> TASK REQUIREMENTS:
Format every line of the records below as a JSON list of strings, one string per line, leaving out blank lines and the pictures.

> DATA TO PROCESS:
<<<<

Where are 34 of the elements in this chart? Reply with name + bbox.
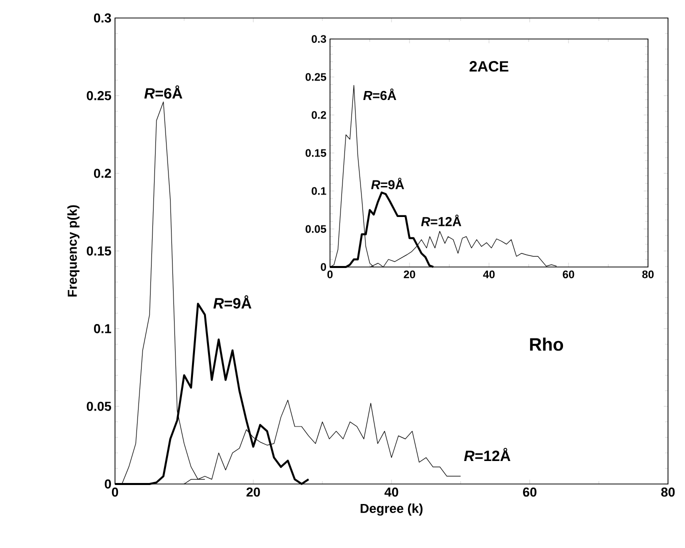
series-label: R=12Å	[464, 448, 510, 462]
x-tick-label: 20	[246, 488, 260, 497]
y-tick-label: 0.1	[312, 187, 326, 195]
x-axis-title: Degree (k)	[360, 504, 423, 516]
y-tick-label: 0.25	[306, 73, 326, 81]
y-axis-title: Frequency p(k)	[67, 205, 80, 297]
x-tick-label: 60	[523, 488, 536, 497]
x-tick-label: 0	[112, 488, 118, 497]
series-label: R=9Å	[371, 178, 404, 190]
y-tick-label: 0.15	[86, 246, 112, 256]
x-tick-label: 80	[661, 488, 675, 497]
x-tick-label: 80	[642, 270, 654, 278]
y-tick-label: 0.05	[86, 402, 112, 411]
x-tick-label: 40	[483, 270, 495, 278]
y-tick-label: 0.3	[312, 35, 326, 43]
y-tick-label: 0.2	[312, 111, 326, 119]
y-tick-label: 0.05	[306, 225, 326, 233]
y-tick-label: 0.3	[94, 13, 112, 23]
x-tick-label: 40	[384, 488, 398, 497]
y-tick-label: 0.2	[94, 168, 111, 178]
x-tick-label: 0	[327, 270, 333, 278]
x-tick-label: 60	[562, 270, 574, 278]
series-label: R=6Å	[144, 85, 182, 99]
y-tick-label: 0.1	[94, 324, 112, 334]
series-label: R=6Å	[363, 88, 396, 100]
y-tick-label: 0	[104, 479, 111, 489]
y-tick-label: 0.15	[306, 149, 326, 157]
series-label: R=9Å	[213, 295, 252, 309]
y-tick-label: 0.25	[86, 91, 112, 100]
text: Rho	[530, 338, 564, 351]
y-tick-label: 0	[320, 263, 326, 271]
series-label: R=12Å	[421, 214, 462, 226]
x-tick-label: 20	[404, 270, 416, 278]
text: 2ACE	[470, 61, 508, 72]
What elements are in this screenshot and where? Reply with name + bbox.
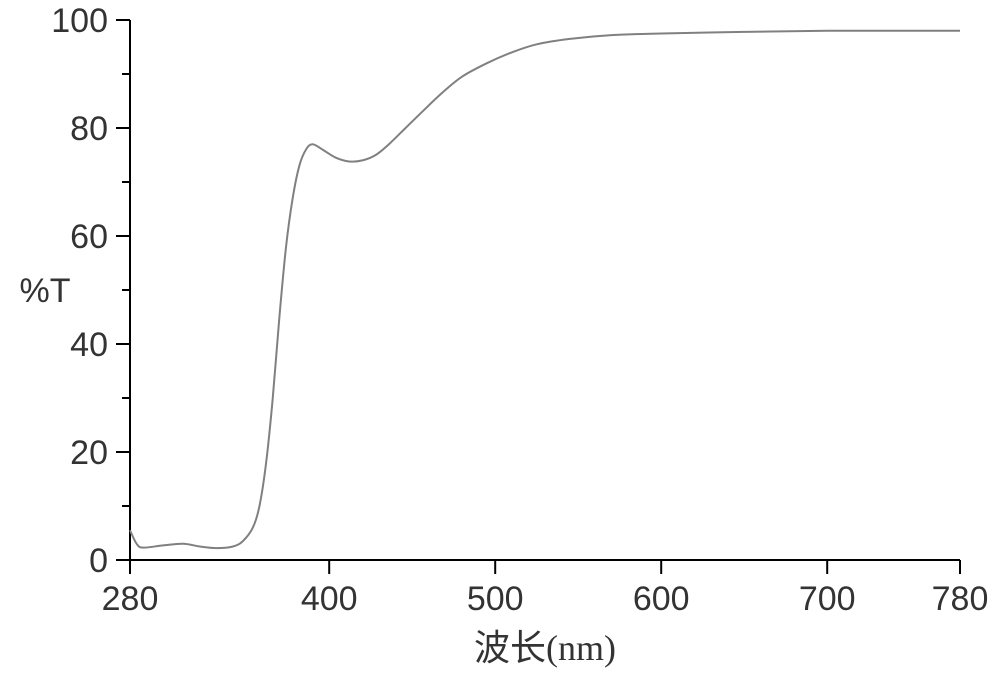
transmittance-chart: 0 20 40 60 80 100 %T 280 400 500 600 700 780 波长(nm) bbox=[0, 0, 1000, 679]
x-axis-title: 波长(nm) bbox=[474, 628, 616, 668]
x-tick-label: 700 bbox=[799, 580, 856, 618]
x-tick-label: 780 bbox=[932, 580, 989, 618]
y-tick-label: 0 bbox=[89, 542, 108, 580]
y-tick-label: 20 bbox=[70, 434, 108, 472]
y-tick-label: 40 bbox=[70, 326, 108, 364]
x-tick-label: 400 bbox=[301, 580, 358, 618]
y-axis-title: %T bbox=[20, 272, 71, 310]
x-tick-label: 280 bbox=[102, 580, 159, 618]
transmittance-curve bbox=[130, 31, 960, 548]
x-tick-label: 600 bbox=[633, 580, 690, 618]
y-tick-label: 80 bbox=[70, 110, 108, 148]
y-tick-label: 60 bbox=[70, 218, 108, 256]
chart-svg: 0 20 40 60 80 100 %T 280 400 500 600 700 780 波长(nm) bbox=[0, 0, 1000, 679]
x-tick-label: 500 bbox=[467, 580, 524, 618]
y-tick-label: 100 bbox=[51, 2, 108, 40]
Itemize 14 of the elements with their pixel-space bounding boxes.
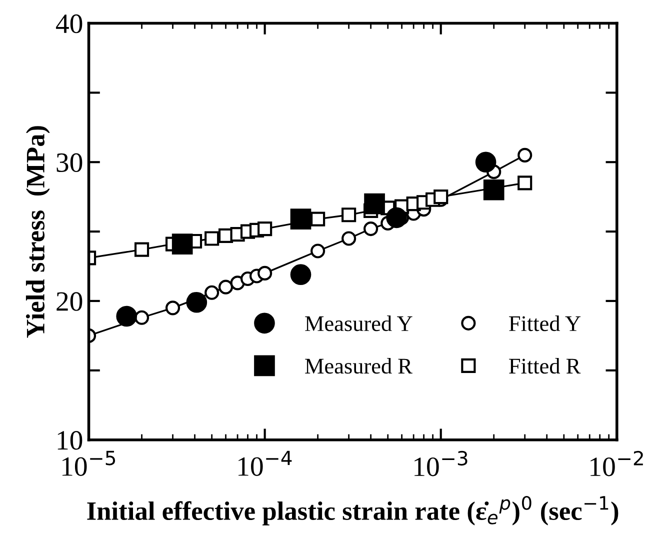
legend-label: Fitted Y <box>509 316 580 332</box>
legend-label: Measured Y <box>305 316 412 332</box>
legend-label: Measured R <box>305 358 412 374</box>
x-tick-label: 10$^{−4}$ <box>238 450 292 476</box>
y-axis-title: Yield stress (MPa) <box>26 126 50 338</box>
y-tick-label: 30 <box>56 153 82 172</box>
x-axis-title: Initial effective plastic strain rate (ε̇$_{e}$$^{p}$)$^{0}$ (sec$^{−1}$) <box>87 496 618 526</box>
x-tick-label: 10$^{−3}$ <box>414 450 468 476</box>
y-tick-label: 10 <box>58 431 82 450</box>
legend-label: Fitted R <box>509 358 581 374</box>
x-tick-label: 10$^{−2}$ <box>590 450 643 476</box>
y-tick-label: 20 <box>56 292 82 311</box>
x-tick-label: 10$^{−5}$ <box>62 450 116 476</box>
y-tick-label: 40 <box>56 14 82 34</box>
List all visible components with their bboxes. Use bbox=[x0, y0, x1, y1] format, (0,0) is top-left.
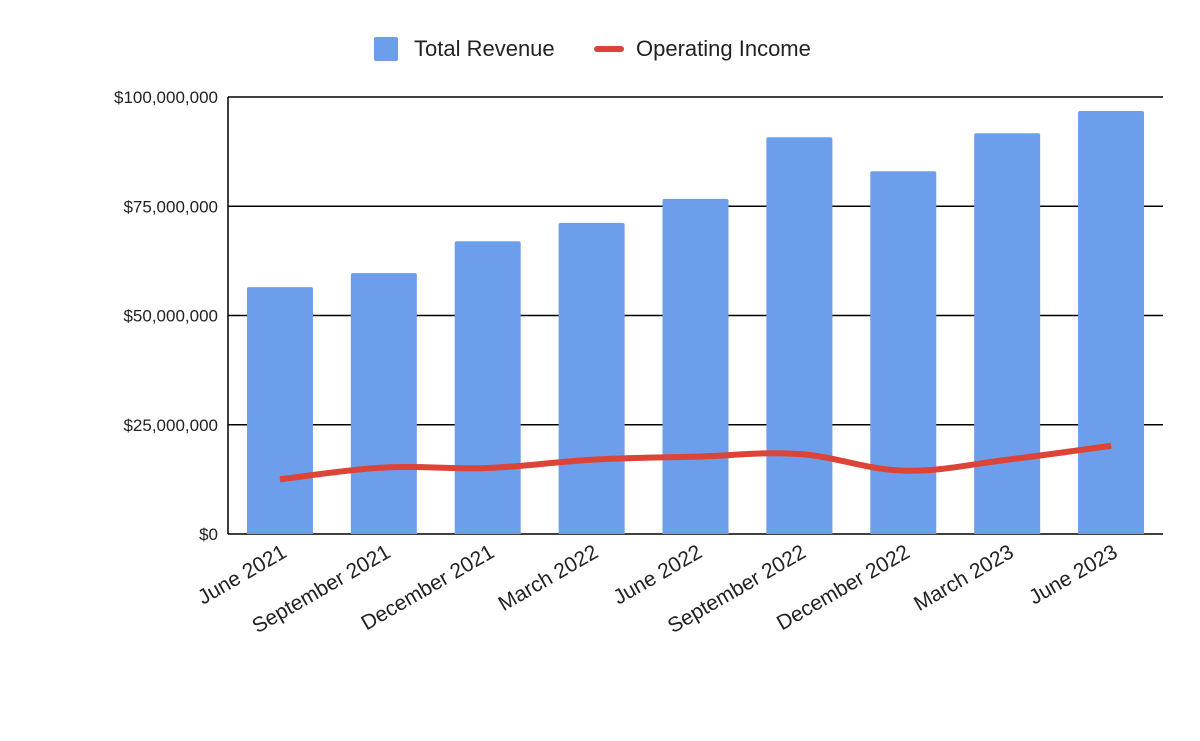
legend-label-total-revenue: Total Revenue bbox=[414, 36, 555, 61]
x-tick-label: June 2023 bbox=[1025, 540, 1121, 609]
bar-total-revenue bbox=[870, 171, 937, 535]
bar-total-revenue bbox=[766, 137, 833, 535]
x-tick-label: June 2022 bbox=[610, 540, 706, 609]
bar-total-revenue bbox=[974, 133, 1041, 534]
bar-total-revenue bbox=[662, 198, 729, 535]
legend: Total Revenue Operating Income bbox=[374, 36, 811, 61]
x-tick-label: March 2022 bbox=[495, 540, 603, 615]
bar-total-revenue bbox=[246, 287, 313, 534]
y-axis-ticks: $0 $25,000,000 $50,000,000 $75,000,000 $100,… bbox=[114, 88, 218, 544]
legend-swatch-total-revenue bbox=[374, 37, 398, 61]
y-tick-label: $100,000,000 bbox=[114, 88, 218, 107]
bar-total-revenue bbox=[350, 273, 417, 534]
y-tick-label: $25,000,000 bbox=[123, 416, 218, 435]
x-tick-label: June 2021 bbox=[194, 540, 290, 609]
bar-total-revenue bbox=[558, 222, 625, 534]
y-tick-label: $75,000,000 bbox=[123, 197, 218, 216]
y-tick-label: $0 bbox=[199, 525, 218, 544]
bar-total-revenue bbox=[1078, 110, 1145, 534]
bar-total-revenue bbox=[454, 241, 521, 534]
legend-label-operating-income: Operating Income bbox=[636, 36, 811, 61]
x-tick-label: March 2023 bbox=[910, 540, 1018, 615]
line-operating-income bbox=[279, 442, 1112, 483]
y-tick-label: $50,000,000 bbox=[123, 307, 218, 326]
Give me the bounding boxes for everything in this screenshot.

>>>>

> SOLUTION TO THIS TASK:
[
  "Where are 34 of the elements in this chart? Reply with name + bbox.",
  "series-label: R=12Å\t[464, 448, 510, 462]",
  "x-tick-label: 20\t[246, 488, 260, 497]",
  "y-tick-label: 0.1\t[312, 187, 326, 195]",
  "x-axis-title: Degree (k)\t[360, 504, 423, 516]",
  "y-tick-label: 0.25\t[306, 73, 326, 81]",
  "y-axis-title: Frequency p(k)\t[67, 205, 80, 297]",
  "x-tick-label: 60\t[523, 488, 536, 497]",
  "x-tick-label: 0\t[112, 488, 118, 497]",
  "series-label: R=9Å\t[371, 178, 404, 190]",
  "y-tick-label: 0.15\t[86, 246, 112, 256]",
  "x-tick-label: 80\t[661, 488, 675, 497]",
  "x-tick-label: 80\t[642, 270, 654, 278]",
  "y-tick-label: 0.05\t[86, 402, 112, 411]",
  "x-tick-label: 40\t[483, 270, 495, 278]",
  "y-tick-label: 0.3\t[312, 35, 326, 43]",
  "y-tick-label: 0.2\t[312, 111, 326, 119]",
  "y-tick-label: 0.05\t[306, 225, 326, 233]",
  "y-tick-label: 0.3\t[94, 13, 112, 23]",
  "x-tick-label: 40\t[384, 488, 398, 497]",
  "y-tick-label: 0.2\t[94, 168, 111, 178]",
  "x-tick-label: 0\t[327, 270, 333, 278]",
  "x-tick-label: 60\t[562, 270, 574, 278]",
  "series-label: R=6Å\t[144, 85, 182, 99]",
  "y-tick-label: 0.1\t[94, 324, 112, 334]",
  "series-label: R=6Å\t[363, 88, 396, 100]",
  "y-tick-label: 0\t[104, 479, 111, 489]",
  "y-tick-label: 0.15\t[306, 149, 326, 157]",
  "series-label: R=9Å\t[213, 295, 252, 309]",
  "y-tick-label: 0.25\t[86, 91, 112, 100]",
  "text: Rho\t[530, 338, 564, 351]",
  "y-tick-label: 0\t[320, 263, 326, 271]",
  "series-label: R=12Å\t[421, 214, 462, 226]",
  "x-tick-label: 20\t[404, 270, 416, 278]",
  "text: 2ACE\t[470, 61, 508, 72]",
  "What elements are in this screenshot and where? Reply with name + bbox.",
  "transmittance-chart: 0 20 40 60 80 100 %T 280 400 500 600 700 780 波长(nm) bbox=[0, 0, 1000, 679]",
  "x-axis-title: 波长(nm) bbox=[474, 628, 616, 668]",
  "x-tick-label: 700 bbox=[799, 580, 856, 618]",
  "x-tick-label: 780 bbox=[932, 580, 989, 618]",
  "y-tick-label: 0 bbox=[89, 542, 108, 580]",
  "y-tick-label: 20 bbox=[70, 434, 108, 472]",
  "y-tick-label: 40 bbox=[70, 326, 108, 364]",
  "x-tick-label: 400 bbox=[301, 580, 358, 618]",
  "y-axis-title: %T bbox=[20, 272, 71, 310]",
  "x-tick-label: 280 bbox=[102, 580, 159, 618]",
  "transmittance-curve bbox=[130, 31, 960, 548]",
  "x-tick-label: 600 bbox=[633, 580, 690, 618]",
  "y-tick-label: 80 bbox=[70, 110, 108, 148]",
  "y-tick-label: 60 bbox=[70, 218, 108, 256]",
  "chart-svg: 0 20 40 60 80 100 %T 280 400 500 600 700 780 波长(nm) bbox=[0, 0, 1000, 679]",
  "x-tick-label: 500 bbox=[467, 580, 524, 618]",
  "y-tick-label: 100 bbox=[51, 2, 108, 40]",
  "Itemize 14 of the elements with their pixel-space bounding boxes.",
  "legend-label: Fitted Y <box>509 316 580 332</box>",
  "legend-label: Measured Y <box>305 316 412 332</box>",
  "legend-label: Measured R <box>305 358 412 374</box>",
  "x-tick-label: 10$^{−4}$ <box>238 450 292 476</box>",
  "y-axis-title: Yield stress (MPa) <box>26 126 50 338</box>",
  "y-tick-label: 30 <box>56 153 82 172</box>",
  "x-axis-title: Initial effective plastic strain rate (ε̇$_{e}$$^{p}$)$^{0}$ (sec$^{−1}$) <box>87 496 618 526</box>",
  "x-tick-label: 10$^{−3}$ <box>414 450 468 476</box>",
  "y-tick-label: 10 <box>58 431 82 450</box>",
  "legend-label: Fitted R <box>509 358 581 374</box>",
  "x-tick-label: 10$^{−2}$ <box>590 450 643 476</box>",
  "y-tick-label: 20 <box>56 292 82 311</box>",
  "x-tick-label: 10$^{−5}$ <box>62 450 116 476</box>",
  "y-tick-label: 40 <box>56 14 82 34</box>",
  "List all visible components with their bboxes. Use bbox=[x0, y0, x1, y1] format, (0,0) is top-left.",
  "legend-label-total-revenue: Total Revenue bbox=[414, 36, 555, 61]",
  "x-tick-label: June 2023 bbox=[1025, 540, 1121, 609]",
  "bar-total-revenue bbox=[870, 171, 937, 535]",
  "bar-total-revenue bbox=[766, 137, 833, 535]",
  "x-tick-label: June 2022 bbox=[610, 540, 706, 609]",
  "bar-total-revenue bbox=[974, 133, 1041, 534]",
  "bar-total-revenue bbox=[662, 198, 729, 535]",
  "legend: Total Revenue Operating Income bbox=[374, 36, 811, 61]",
  "x-tick-label: March 2022 bbox=[495, 540, 603, 615]",
  "bar-total-revenue bbox=[246, 287, 313, 534]",
  "y-axis-ticks: $0 $25,000,000 $50,000,000 $75,000,000 $100,… bbox=[114, 88, 218, 544]",
  "legend-swatch-total-revenue bbox=[374, 37, 398, 61]",
  "y-tick-label: $100,000,000 bbox=[114, 88, 218, 107]",
  "bar-total-revenue bbox=[350, 273, 417, 534]",
  "y-tick-label: $25,000,000 bbox=[123, 416, 218, 435]",
  "x-tick-label: June 2021 bbox=[194, 540, 290, 609]",
  "bar-total-revenue bbox=[558, 222, 625, 534]",
  "y-tick-label: $75,000,000 bbox=[123, 197, 218, 216]",
  "y-tick-label: $0 bbox=[199, 525, 218, 544]",
  "bar-total-revenue bbox=[1078, 110, 1145, 534]",
  "bar-total-revenue bbox=[454, 241, 521, 534]",
  "legend-label-operating-income: Operating Income bbox=[636, 36, 811, 61]",
  "x-tick-label: March 2023 bbox=[910, 540, 1018, 615]",
  "line-operating-income bbox=[279, 442, 1112, 483]",
  "y-tick-label: $50,000,000 bbox=[123, 307, 218, 326]",
  "Give me the bounding boxes for everything in this screenshot."
]